## Begin SOURCE RECORDS

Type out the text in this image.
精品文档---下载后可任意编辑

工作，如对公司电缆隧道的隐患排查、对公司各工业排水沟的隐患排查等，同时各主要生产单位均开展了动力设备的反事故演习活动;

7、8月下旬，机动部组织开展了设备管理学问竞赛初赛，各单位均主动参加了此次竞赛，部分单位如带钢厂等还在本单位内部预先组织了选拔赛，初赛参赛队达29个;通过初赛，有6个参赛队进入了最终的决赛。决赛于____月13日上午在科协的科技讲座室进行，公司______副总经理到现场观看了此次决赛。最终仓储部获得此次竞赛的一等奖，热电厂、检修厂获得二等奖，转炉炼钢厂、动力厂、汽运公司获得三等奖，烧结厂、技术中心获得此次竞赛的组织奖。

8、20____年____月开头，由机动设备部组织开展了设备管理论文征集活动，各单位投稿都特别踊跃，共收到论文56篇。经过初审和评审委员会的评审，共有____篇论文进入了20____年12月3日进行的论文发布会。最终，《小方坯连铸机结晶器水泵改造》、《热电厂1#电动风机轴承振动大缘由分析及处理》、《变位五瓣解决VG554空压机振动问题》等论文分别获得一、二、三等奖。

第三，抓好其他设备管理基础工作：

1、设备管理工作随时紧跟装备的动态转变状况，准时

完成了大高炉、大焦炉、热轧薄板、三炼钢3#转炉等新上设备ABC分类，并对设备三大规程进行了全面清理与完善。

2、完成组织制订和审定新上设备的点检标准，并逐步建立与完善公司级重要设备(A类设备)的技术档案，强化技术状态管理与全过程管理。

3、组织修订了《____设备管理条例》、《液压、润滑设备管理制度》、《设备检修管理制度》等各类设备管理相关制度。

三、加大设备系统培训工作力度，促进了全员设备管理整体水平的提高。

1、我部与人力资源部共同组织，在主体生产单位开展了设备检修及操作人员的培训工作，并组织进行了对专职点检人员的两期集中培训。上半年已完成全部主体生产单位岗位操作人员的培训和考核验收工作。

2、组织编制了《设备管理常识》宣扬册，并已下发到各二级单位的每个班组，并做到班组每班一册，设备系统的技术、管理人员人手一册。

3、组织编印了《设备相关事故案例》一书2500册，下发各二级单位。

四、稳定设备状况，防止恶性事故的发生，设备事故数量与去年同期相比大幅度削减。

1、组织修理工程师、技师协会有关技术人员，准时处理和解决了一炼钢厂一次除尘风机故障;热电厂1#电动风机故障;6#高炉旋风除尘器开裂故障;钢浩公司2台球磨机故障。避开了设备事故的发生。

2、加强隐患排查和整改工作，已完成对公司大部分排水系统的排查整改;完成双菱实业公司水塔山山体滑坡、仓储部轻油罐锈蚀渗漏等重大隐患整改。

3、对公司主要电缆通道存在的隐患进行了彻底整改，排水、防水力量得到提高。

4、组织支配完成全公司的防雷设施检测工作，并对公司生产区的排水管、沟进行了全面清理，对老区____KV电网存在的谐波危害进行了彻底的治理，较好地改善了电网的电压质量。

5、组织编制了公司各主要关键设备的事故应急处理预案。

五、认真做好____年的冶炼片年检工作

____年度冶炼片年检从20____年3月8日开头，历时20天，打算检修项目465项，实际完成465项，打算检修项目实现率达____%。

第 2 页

## End SOURCE RECORDS

THE TASK: Reproduce each entry exactly, leaving out nothing.

RESULT BELOW:
Type out the text in this image.
精品文档---下载后可任意编辑

工作，如对公司电缆隧道的隐患排查、对公司各工业排水沟的隐患排查等，同时各主要生产单位均开展了动力设备的反事故演习活动;

7、8月下旬，机动部组织开展了设备管理学问竞赛初赛，各单位均主动参加了此次竞赛，部分单位如带钢厂等还在本单位内部预先组织了选拔赛，初赛参赛队达29个;通过初赛，有6个参赛队进入了最终的决赛。决赛于____月13日上午在科协的科技讲座室进行，公司______副总经理到现场观看了此次决赛。最终仓储部获得此次竞赛的一等奖，热电厂、检修厂获得二等奖，转炉炼钢厂、动力厂、汽运公司获得三等奖，烧结厂、技术中心获得此次竞赛的组织奖。

8、20____年____月开头，由机动设备部组织开展了设备管理论文征集活动，各单位投稿都特别踊跃，共收到论文56篇。经过初审和评审委员会的评审，共有____篇论文进入了20____年12月3日进行的论文发布会。最终，《小方坯连铸机结晶器水泵改造》、《热电厂1#电动风机轴承振动大缘由分析及处理》、《变位五瓣解决VG554空压机振动问题》等论文分别获得一、二、三等奖。

第三，抓好其他设备管理基础工作：

1、设备管理工作随时紧跟装备的动态转变状况，准时

完成了大高炉、大焦炉、热轧薄板、三炼钢3#转炉等新上设备ABC分类，并对设备三大规程进行了全面清理与完善。

2、完成组织制订和审定新上设备的点检标准，并逐步建立与完善公司级重要设备(A类设备)的技术档案，强化技术状态管理与全过程管理。

3、组织修订了《____设备管理条例》、《液压、润滑设备管理制度》、《设备检修管理制度》等各类设备管理相关制度。

三、加大设备系统培训工作力度，促进了全员设备管理整体水平的提高。

1、我部与人力资源部共同组织，在主体生产单位开展了设备检修及操作人员的培训工作，并组织进行了对专职点检人员的两期集中培训。上半年已完成全部主体生产单位岗位操作人员的培训和考核验收工作。

2、组织编制了《设备管理常识》宣扬册，并已下发到各二级单位的每个班组，并做到班组每班一册，设备系统的技术、管理人员人手一册。

3、组织编印了《设备相关事故案例》一书2500册，下发各二级单位。

四、稳定设备状况，防止恶性事故的发生，设备事故数量与去年同期相比大幅度削减。

1、组织修理工程师、技师协会有关技术人员，准时处理和解决了一炼钢厂一次除尘风机故障;热电厂1#电动风机故障;6#高炉旋风除尘器开裂故障;钢浩公司2台球磨机故障。避开了设备事故的发生。

2、加强隐患排查和整改工作，已完成对公司大部分排水系统的排查整改;完成双菱实业公司水塔山山体滑坡、仓储部轻油罐锈蚀渗漏等重大隐患整改。

3、对公司主要电缆通道存在的隐患进行了彻底整改，排水、防水力量得到提高。

4、组织支配完成全公司的防雷设施检测工作，并对公司生产区的排水管、沟进行了全面清理，对老区____KV电网存在的谐波危害进行了彻底的治理，较好地改善了电网的电压质量。

5、组织编制了公司各主要关键设备的事故应急处理预案。

五、认真做好____年的冶炼片年检工作

____年度冶炼片年检从20____年3月8日开头，历时20天，打算检修项目465项，实际完成465项，打算检修项目实现率达____%。

第 2 页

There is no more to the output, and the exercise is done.